Write down each entry again, exactly as it reads.
Segment Start: RECORDS FOR THE TASK
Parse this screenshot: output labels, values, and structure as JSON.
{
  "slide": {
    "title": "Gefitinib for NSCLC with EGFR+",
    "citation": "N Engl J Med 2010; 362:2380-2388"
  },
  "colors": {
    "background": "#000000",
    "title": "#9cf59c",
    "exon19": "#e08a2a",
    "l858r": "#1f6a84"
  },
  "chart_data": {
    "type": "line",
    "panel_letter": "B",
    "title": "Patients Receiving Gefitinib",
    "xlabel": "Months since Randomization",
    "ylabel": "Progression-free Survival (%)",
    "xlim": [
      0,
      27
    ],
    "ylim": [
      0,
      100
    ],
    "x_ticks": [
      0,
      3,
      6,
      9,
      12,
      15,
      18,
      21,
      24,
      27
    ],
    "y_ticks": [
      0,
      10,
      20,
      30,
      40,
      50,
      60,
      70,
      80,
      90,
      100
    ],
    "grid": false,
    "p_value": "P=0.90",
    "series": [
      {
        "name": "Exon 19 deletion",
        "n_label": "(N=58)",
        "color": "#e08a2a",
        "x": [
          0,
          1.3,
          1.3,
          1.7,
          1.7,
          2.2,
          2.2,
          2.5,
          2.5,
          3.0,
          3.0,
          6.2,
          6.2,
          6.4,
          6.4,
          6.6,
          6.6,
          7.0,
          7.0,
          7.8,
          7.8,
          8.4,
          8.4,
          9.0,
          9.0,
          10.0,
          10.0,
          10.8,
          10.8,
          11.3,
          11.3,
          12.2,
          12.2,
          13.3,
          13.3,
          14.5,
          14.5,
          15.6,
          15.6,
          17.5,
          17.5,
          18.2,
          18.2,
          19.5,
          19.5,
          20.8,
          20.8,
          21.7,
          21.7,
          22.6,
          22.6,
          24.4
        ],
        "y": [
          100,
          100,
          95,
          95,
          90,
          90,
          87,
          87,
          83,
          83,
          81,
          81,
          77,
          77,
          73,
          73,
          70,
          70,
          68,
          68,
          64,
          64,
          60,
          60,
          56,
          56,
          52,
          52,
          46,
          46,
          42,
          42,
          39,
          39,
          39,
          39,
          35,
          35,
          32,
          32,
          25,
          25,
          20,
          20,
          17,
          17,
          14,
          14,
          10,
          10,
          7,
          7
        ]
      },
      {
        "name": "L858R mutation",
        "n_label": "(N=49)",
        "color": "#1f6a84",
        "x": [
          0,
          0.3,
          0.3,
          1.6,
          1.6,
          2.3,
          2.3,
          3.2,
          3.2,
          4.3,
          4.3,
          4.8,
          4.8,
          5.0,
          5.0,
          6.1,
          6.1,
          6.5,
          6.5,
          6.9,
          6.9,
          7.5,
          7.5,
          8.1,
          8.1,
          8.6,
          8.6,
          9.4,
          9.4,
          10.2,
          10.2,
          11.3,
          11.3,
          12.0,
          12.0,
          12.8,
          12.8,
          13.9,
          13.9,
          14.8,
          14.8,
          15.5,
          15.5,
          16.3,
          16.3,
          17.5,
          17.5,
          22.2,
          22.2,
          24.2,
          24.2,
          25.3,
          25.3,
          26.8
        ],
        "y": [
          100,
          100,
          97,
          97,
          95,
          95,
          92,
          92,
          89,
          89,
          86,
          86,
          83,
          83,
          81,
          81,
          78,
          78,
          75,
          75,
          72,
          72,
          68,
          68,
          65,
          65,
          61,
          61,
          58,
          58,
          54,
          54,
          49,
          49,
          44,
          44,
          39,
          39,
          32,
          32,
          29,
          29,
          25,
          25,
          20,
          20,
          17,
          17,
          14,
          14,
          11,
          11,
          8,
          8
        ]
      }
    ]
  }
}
Segment End: RECORDS FOR THE TASK
▸ TASK RESULT
Parse this screenshot: output labels, values, and structure as JSON.
{
  "slide": {
    "title": "Gefitinib for NSCLC with EGFR+",
    "citation": "N Engl J Med 2010; 362:2380-2388"
  },
  "colors": {
    "background": "#000000",
    "title": "#9cf59c",
    "exon19": "#e08a2a",
    "l858r": "#1f6a84"
  },
  "chart_data": {
    "type": "line",
    "panel_letter": "B",
    "title": "Patients Receiving Gefitinib",
    "xlabel": "Months since Randomization",
    "ylabel": "Progression-free Survival (%)",
    "xlim": [
      0,
      27
    ],
    "ylim": [
      0,
      100
    ],
    "x_ticks": [
      0,
      3,
      6,
      9,
      12,
      15,
      18,
      21,
      24,
      27
    ],
    "y_ticks": [
      0,
      10,
      20,
      30,
      40,
      50,
      60,
      70,
      80,
      90,
      100
    ],
    "grid": false,
    "p_value": "P=0.90",
    "series": [
      {
        "name": "Exon 19 deletion",
        "n_label": "(N=58)",
        "color": "#e08a2a",
        "x": [
          0,
          1.3,
          1.3,
          1.7,
          1.7,
          2.2,
          2.2,
          2.5,
          2.5,
          3.0,
          3.0,
          6.2,
          6.2,
          6.4,
          6.4,
          6.6,
          6.6,
          7.0,
          7.0,
          7.8,
          7.8,
          8.4,
          8.4,
          9.0,
          9.0,
          10.0,
          10.0,
          10.8,
          10.8,
          11.3,
          11.3,
          12.2,
          12.2,
          13.3,
          13.3,
          14.5,
          14.5,
          15.6,
          15.6,
          17.5,
          17.5,
          18.2,
          18.2,
          19.5,
          19.5,
          20.8,
          20.8,
          21.7,
          21.7,
          22.6,
          22.6,
          24.4
        ],
        "y": [
          100,
          100,
          95,
          95,
          90,
          90,
          87,
          87,
          83,
          83,
          81,
          81,
          77,
          77,
          73,
          73,
          70,
          70,
          68,
          68,
          64,
          64,
          60,
          60,
          56,
          56,
          52,
          52,
          46,
          46,
          42,
          42,
          39,
          39,
          39,
          39,
          35,
          35,
          32,
          32,
          25,
          25,
          20,
          20,
          17,
          17,
          14,
          14,
          10,
          10,
          7,
          7
        ]
      },
      {
        "name": "L858R mutation",
        "n_label": "(N=49)",
        "color": "#1f6a84",
        "x": [
          0,
          0.3,
          0.3,
          1.6,
          1.6,
          2.3,
          2.3,
          3.2,
          3.2,
          4.3,
          4.3,
          4.8,
          4.8,
          5.0,
          5.0,
          6.1,
          6.1,
          6.5,
          6.5,
          6.9,
          6.9,
          7.5,
          7.5,
          8.1,
          8.1,
          8.6,
          8.6,
          9.4,
          9.4,
          10.2,
          10.2,
          11.3,
          11.3,
          12.0,
          12.0,
          12.8,
          12.8,
          13.9,
          13.9,
          14.8,
          14.8,
          15.5,
          15.5,
          16.3,
          16.3,
          17.5,
          17.5,
          22.2,
          22.2,
          24.2,
          24.2,
          25.3,
          25.3,
          26.8
        ],
        "y": [
          100,
          100,
          97,
          97,
          95,
          95,
          92,
          92,
          89,
          89,
          86,
          86,
          83,
          83,
          81,
          81,
          78,
          78,
          75,
          75,
          72,
          72,
          68,
          68,
          65,
          65,
          61,
          61,
          58,
          58,
          54,
          54,
          49,
          49,
          44,
          44,
          39,
          39,
          32,
          32,
          29,
          29,
          25,
          25,
          20,
          20,
          17,
          17,
          14,
          14,
          11,
          11,
          8,
          8
        ]
      }
    ]
  }
}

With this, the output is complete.